>> BEGIN

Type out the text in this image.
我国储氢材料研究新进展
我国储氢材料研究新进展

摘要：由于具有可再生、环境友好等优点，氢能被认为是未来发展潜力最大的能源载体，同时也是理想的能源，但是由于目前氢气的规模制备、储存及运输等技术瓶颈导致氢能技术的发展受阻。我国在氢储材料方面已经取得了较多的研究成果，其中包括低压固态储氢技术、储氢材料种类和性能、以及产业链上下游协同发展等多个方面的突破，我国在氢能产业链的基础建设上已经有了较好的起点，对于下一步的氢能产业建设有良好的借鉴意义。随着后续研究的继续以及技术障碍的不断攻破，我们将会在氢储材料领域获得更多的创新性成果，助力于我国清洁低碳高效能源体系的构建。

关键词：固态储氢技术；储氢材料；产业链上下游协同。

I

>> END

- GIVEN INSTRUCTION -
Type out the whole listing above again, exactly as it stands.

- COMPLETE OUTPUT -
Type out the text in this image.
我国储氢材料研究新进展
我国储氢材料研究新进展

摘要：由于具有可再生、环境友好等优点，氢能被认为是未来发展潜力最大的能源载体，同时也是理想的能源，但是由于目前氢气的规模制备、储存及运输等技术瓶颈导致氢能技术的发展受阻。我国在氢储材料方面已经取得了较多的研究成果，其中包括低压固态储氢技术、储氢材料种类和性能、以及产业链上下游协同发展等多个方面的突破，我国在氢能产业链的基础建设上已经有了较好的起点，对于下一步的氢能产业建设有良好的借鉴意义。随着后续研究的继续以及技术障碍的不断攻破，我们将会在氢储材料领域获得更多的创新性成果，助力于我国清洁低碳高效能源体系的构建。

关键词：固态储氢技术；储氢材料；产业链上下游协同。

I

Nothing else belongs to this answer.